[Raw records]

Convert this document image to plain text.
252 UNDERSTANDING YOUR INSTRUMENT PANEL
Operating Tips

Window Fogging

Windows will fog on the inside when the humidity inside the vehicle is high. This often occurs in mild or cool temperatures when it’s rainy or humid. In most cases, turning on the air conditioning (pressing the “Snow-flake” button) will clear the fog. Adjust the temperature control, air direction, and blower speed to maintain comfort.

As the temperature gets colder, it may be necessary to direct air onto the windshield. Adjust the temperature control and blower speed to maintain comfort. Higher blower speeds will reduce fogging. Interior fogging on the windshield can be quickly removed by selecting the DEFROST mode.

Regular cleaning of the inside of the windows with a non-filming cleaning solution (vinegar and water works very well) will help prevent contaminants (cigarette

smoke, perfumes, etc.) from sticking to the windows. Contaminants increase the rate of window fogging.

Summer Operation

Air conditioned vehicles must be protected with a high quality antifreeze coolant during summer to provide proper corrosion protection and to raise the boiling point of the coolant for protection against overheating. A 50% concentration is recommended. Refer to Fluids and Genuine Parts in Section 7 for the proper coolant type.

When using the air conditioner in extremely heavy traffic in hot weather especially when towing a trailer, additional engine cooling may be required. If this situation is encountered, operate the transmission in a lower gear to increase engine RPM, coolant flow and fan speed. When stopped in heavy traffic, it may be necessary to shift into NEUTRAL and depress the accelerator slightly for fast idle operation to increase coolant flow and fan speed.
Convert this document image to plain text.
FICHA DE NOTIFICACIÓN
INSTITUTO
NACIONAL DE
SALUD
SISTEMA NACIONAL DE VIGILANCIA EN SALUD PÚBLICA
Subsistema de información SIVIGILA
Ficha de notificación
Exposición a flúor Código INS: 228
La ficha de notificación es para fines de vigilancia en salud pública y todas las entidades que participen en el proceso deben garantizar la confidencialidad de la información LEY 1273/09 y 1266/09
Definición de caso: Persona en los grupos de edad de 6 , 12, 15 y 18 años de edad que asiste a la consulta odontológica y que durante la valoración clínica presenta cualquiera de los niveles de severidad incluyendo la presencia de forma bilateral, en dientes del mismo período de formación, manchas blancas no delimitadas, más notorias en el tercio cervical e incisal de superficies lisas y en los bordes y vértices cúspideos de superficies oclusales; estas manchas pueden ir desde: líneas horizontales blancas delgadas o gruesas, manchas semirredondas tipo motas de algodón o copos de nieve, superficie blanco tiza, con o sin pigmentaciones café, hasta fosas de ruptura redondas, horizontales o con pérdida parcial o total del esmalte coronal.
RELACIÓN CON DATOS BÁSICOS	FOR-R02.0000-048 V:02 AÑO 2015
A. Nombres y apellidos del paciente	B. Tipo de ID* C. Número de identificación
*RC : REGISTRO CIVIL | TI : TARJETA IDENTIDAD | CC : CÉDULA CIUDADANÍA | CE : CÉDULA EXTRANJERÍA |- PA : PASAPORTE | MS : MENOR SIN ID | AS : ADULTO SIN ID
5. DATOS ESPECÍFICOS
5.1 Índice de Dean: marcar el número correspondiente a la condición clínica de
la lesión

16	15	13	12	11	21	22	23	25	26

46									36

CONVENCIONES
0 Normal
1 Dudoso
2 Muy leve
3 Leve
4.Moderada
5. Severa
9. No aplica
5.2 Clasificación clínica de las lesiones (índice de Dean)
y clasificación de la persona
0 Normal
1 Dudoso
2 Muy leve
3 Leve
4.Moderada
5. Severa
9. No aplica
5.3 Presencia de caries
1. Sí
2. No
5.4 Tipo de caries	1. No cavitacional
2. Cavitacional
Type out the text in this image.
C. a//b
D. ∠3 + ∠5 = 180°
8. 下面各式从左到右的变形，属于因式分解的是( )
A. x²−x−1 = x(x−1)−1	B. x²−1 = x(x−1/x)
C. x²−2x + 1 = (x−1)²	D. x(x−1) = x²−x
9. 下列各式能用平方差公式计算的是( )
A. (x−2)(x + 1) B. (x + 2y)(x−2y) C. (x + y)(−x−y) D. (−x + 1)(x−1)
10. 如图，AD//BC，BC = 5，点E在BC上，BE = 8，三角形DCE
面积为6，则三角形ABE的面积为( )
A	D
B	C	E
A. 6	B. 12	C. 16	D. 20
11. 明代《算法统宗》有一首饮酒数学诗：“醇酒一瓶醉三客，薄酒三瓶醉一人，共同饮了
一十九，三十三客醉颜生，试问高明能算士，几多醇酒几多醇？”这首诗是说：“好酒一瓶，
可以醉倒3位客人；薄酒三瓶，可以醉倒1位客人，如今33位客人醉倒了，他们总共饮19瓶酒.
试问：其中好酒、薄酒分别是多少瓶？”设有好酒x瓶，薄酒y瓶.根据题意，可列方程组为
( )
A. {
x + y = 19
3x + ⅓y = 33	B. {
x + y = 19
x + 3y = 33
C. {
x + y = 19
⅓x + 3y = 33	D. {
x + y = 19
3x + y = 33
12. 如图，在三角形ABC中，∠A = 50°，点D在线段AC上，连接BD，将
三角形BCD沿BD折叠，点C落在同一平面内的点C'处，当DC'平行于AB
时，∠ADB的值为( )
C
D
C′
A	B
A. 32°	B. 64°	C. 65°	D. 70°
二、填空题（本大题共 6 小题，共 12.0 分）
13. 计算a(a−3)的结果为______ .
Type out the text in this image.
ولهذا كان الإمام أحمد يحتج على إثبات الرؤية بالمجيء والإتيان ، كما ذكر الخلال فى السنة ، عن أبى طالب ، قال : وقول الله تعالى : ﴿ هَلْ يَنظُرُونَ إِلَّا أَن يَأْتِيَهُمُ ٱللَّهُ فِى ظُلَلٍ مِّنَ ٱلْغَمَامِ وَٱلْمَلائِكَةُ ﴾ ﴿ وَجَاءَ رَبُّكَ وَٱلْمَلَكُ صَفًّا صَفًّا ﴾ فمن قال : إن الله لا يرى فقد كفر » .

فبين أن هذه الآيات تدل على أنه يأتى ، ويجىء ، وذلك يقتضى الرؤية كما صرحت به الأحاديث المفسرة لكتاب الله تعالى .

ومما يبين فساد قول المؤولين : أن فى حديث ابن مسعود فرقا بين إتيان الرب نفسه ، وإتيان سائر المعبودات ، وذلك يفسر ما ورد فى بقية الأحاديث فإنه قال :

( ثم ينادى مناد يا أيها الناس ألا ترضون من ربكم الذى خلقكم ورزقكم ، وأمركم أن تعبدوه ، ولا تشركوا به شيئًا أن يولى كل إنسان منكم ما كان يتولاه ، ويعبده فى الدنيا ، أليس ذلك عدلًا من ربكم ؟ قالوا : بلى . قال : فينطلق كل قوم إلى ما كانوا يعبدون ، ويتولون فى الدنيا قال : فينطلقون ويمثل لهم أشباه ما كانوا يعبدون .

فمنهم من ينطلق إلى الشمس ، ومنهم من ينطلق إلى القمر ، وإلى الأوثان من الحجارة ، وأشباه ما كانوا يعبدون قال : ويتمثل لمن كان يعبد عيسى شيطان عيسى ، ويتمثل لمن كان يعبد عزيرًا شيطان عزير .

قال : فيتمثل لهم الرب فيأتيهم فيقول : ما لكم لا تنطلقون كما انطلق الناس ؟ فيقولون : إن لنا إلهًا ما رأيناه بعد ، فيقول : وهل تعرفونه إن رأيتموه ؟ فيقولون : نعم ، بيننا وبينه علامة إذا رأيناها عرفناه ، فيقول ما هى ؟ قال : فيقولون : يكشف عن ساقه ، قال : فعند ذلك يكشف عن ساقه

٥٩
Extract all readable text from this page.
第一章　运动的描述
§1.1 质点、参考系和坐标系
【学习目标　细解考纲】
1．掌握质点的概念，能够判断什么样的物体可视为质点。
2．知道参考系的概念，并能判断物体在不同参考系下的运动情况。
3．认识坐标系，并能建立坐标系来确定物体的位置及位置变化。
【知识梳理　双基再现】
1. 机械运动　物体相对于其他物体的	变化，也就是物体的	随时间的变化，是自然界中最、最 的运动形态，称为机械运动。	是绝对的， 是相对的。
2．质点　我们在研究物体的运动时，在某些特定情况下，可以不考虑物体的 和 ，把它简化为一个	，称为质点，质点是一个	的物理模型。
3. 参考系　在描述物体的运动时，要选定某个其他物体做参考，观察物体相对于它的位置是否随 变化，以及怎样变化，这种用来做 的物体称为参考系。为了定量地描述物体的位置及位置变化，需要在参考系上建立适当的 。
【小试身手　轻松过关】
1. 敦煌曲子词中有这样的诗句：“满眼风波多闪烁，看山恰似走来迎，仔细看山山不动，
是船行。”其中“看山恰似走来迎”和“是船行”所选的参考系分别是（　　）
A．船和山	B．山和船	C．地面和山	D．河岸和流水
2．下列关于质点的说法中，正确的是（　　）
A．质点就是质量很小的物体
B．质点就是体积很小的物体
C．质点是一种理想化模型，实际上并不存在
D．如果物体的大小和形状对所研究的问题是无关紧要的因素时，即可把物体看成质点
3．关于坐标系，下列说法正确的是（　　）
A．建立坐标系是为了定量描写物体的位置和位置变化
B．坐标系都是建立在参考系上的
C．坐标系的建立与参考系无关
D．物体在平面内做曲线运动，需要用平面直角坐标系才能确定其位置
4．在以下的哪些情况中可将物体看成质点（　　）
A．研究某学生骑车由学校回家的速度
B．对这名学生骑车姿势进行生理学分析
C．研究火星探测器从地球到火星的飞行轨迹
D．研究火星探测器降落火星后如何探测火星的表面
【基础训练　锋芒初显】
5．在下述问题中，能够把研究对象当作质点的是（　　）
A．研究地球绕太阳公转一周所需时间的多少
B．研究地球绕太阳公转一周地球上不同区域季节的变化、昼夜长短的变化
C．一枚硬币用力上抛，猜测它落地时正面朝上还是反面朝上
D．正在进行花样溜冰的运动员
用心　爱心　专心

### Task details
Filter the listing for the word "with" and copy every line that holds it.

### Answer to this task
Regular cleaning of the inside of the windows with a non-filming cleaning solution (vinegar and water works very well) will help prevent contaminants (cigarette
Air conditioned vehicles must be protected with a high quality antifreeze coolant during summer to provide proper corrosion protection and to raise the boiling point of the coolant for protection against overheating. A 50% concentration is recommended. Refer to Fluids and Genuine Parts in Section 7 for the proper coolant type.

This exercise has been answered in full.